======== Records shown

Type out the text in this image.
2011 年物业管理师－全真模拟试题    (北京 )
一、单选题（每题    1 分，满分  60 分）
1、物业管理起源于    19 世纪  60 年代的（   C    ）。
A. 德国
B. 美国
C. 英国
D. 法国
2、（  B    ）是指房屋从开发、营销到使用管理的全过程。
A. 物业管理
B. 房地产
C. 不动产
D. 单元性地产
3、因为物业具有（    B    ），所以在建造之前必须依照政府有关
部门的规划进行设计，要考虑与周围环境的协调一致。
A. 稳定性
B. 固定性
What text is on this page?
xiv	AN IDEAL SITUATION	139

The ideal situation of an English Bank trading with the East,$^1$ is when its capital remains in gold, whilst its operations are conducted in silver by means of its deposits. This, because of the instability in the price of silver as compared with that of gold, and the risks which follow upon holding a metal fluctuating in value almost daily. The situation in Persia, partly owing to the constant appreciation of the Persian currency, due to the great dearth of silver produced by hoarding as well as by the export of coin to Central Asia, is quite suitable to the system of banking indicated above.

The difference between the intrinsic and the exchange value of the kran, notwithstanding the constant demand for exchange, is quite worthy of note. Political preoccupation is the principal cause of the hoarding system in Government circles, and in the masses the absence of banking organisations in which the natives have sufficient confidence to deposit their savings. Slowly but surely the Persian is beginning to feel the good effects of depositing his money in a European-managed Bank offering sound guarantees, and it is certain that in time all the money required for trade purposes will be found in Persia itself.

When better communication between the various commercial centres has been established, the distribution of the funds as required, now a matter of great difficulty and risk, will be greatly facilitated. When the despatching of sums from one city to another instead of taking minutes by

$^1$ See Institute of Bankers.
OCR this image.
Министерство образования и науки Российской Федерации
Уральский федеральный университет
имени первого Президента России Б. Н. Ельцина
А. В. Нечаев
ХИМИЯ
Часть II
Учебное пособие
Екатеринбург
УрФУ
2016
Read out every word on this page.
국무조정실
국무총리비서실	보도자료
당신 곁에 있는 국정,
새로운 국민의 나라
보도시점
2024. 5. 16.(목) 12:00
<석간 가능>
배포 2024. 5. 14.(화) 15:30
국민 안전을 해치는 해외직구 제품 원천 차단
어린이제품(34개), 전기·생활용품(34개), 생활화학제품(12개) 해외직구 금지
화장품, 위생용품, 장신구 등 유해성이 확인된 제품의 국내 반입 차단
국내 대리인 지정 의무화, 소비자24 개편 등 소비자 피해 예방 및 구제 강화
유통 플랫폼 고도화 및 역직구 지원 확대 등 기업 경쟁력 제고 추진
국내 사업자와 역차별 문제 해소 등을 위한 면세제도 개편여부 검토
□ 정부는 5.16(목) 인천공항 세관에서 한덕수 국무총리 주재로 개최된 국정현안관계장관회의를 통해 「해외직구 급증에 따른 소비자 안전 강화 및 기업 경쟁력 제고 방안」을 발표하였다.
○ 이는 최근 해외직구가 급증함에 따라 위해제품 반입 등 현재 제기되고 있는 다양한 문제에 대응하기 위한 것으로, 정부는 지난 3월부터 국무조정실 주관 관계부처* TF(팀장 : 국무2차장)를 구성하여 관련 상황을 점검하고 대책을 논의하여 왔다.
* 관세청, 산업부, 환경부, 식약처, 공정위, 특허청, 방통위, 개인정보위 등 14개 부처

================

▸ **What is needed**: Every line containing the string "image" must be listed.

▸ **Result for this exercise**:
Type out the text in this image.
OCR this image.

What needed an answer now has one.